- _EXERCISE AIM_: Check each line of the material below for the string "problèmes", then report how many lines have it, and nothing else.

- _STUDY MATERIAL_:
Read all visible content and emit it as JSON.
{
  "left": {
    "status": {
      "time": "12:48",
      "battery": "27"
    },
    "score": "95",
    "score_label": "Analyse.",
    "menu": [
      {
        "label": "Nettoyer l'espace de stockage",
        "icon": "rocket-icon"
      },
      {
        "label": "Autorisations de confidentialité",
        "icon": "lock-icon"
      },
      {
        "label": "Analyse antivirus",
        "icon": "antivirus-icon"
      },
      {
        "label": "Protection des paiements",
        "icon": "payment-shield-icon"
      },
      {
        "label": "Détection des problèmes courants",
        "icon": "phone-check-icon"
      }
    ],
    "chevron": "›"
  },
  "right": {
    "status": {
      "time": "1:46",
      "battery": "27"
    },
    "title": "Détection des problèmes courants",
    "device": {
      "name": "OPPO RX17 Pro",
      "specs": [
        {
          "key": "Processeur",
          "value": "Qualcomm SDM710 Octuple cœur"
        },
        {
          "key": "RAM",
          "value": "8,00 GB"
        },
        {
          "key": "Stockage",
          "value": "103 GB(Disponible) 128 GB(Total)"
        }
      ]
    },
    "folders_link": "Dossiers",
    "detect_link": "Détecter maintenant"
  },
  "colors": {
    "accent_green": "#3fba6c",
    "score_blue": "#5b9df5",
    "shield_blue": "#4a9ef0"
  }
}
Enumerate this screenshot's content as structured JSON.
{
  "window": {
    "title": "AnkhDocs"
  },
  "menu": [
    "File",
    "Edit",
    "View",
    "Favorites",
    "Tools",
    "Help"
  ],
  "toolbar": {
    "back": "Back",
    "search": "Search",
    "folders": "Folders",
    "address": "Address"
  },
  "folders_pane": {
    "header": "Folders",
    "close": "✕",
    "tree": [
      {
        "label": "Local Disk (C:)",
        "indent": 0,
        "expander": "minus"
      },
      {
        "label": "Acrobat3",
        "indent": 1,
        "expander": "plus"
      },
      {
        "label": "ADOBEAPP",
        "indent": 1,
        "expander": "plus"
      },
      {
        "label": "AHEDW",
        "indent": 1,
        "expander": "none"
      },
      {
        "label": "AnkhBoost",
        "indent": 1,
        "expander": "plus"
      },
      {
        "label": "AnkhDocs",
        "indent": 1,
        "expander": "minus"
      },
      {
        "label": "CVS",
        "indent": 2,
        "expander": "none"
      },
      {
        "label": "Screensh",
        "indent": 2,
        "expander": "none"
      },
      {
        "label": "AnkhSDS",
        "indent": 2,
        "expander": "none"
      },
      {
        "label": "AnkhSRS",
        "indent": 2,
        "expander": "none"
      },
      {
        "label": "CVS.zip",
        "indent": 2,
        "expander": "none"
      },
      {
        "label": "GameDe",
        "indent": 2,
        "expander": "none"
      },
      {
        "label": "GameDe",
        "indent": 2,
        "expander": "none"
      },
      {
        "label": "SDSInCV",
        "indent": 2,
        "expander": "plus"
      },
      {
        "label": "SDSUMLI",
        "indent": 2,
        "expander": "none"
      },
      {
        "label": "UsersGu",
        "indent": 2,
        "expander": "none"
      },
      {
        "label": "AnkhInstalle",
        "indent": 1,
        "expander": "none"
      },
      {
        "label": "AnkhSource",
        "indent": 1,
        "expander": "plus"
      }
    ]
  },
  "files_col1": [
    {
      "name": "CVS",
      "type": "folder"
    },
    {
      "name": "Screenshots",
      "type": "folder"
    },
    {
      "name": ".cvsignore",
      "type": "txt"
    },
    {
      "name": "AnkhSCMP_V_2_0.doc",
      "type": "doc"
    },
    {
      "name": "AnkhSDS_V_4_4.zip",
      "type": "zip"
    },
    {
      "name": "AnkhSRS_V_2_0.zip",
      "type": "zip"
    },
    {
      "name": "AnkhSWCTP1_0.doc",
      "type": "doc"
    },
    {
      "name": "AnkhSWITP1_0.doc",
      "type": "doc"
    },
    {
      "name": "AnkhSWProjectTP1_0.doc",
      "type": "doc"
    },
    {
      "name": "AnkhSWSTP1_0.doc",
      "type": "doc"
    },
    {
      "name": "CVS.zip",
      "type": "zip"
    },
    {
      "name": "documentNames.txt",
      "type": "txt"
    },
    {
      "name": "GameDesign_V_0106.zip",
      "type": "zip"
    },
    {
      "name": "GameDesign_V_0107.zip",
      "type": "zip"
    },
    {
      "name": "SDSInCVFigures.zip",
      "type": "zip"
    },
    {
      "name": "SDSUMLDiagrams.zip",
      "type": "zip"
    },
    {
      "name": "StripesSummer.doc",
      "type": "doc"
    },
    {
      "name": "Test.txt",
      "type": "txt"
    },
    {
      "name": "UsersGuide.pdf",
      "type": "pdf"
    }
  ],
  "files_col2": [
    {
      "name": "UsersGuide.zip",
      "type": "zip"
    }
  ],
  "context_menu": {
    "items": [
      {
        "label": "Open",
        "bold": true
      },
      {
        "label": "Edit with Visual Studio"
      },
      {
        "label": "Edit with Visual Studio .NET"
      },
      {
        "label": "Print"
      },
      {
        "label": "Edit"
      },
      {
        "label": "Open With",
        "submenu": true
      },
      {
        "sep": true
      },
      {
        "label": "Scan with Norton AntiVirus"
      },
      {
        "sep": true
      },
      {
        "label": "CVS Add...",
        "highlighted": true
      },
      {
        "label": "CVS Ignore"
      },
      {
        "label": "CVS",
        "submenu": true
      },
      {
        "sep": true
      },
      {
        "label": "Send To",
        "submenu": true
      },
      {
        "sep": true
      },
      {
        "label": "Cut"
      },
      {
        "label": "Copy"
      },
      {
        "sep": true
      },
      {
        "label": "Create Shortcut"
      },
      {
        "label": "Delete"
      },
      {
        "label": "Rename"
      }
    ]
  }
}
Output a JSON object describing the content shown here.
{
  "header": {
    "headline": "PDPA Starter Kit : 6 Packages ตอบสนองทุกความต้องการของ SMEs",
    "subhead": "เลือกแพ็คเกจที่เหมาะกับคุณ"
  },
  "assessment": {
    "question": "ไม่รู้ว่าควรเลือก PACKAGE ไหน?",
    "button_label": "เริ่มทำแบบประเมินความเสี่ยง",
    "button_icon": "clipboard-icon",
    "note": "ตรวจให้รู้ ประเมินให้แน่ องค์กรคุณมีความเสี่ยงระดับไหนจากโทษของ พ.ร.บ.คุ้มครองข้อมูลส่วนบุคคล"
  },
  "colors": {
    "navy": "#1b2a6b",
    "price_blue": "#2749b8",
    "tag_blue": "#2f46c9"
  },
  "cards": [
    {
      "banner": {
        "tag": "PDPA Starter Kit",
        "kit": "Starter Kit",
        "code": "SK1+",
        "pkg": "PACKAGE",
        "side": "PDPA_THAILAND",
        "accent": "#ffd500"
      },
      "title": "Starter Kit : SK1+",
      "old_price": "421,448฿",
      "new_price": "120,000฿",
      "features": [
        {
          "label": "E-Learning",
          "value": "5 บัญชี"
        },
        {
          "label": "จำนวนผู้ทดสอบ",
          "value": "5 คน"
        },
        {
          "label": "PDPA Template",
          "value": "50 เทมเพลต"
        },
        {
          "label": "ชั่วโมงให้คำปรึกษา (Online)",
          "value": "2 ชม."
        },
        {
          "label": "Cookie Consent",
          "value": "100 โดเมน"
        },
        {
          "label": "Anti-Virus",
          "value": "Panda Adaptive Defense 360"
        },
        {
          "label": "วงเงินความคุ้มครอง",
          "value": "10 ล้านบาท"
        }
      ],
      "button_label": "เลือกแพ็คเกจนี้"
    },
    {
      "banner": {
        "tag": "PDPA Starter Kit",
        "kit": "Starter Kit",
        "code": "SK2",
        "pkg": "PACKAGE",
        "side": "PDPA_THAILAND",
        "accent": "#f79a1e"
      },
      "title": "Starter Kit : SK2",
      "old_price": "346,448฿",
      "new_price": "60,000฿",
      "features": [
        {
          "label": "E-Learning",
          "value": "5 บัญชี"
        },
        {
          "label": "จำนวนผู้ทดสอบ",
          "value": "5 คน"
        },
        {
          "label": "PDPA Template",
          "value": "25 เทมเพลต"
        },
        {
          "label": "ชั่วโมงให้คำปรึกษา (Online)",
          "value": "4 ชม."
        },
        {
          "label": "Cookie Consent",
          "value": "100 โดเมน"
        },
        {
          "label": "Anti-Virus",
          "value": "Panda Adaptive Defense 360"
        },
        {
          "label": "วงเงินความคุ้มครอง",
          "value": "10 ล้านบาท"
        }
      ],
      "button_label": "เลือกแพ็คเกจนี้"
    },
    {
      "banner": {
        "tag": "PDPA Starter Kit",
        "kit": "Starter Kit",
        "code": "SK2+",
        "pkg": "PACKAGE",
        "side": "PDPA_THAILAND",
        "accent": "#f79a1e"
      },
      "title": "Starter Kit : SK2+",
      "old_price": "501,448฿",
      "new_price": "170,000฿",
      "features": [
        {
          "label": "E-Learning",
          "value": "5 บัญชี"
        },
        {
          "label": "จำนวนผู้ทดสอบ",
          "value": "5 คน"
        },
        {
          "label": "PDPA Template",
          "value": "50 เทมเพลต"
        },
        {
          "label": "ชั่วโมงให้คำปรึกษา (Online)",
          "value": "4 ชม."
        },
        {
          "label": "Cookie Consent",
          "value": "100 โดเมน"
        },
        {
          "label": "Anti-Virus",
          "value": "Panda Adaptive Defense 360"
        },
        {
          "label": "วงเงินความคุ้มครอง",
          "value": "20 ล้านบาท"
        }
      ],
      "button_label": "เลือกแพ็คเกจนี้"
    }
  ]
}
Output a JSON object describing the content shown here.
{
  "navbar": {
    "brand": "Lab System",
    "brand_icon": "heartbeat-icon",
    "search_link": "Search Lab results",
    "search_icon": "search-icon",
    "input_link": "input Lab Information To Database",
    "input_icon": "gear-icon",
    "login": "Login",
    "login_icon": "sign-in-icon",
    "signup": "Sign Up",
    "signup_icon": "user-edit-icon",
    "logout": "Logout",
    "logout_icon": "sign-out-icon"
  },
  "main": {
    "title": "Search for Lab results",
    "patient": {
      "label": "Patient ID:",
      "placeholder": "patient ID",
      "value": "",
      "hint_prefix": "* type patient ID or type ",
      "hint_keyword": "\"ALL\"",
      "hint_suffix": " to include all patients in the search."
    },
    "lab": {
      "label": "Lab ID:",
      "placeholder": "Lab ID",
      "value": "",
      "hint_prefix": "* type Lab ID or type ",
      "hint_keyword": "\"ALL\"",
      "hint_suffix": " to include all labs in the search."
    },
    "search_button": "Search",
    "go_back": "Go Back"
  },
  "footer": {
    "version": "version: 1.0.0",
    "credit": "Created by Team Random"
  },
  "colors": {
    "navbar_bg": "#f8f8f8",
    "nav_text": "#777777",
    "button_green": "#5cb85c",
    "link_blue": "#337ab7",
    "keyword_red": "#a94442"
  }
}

- _WRITTEN SOLUTION_: 2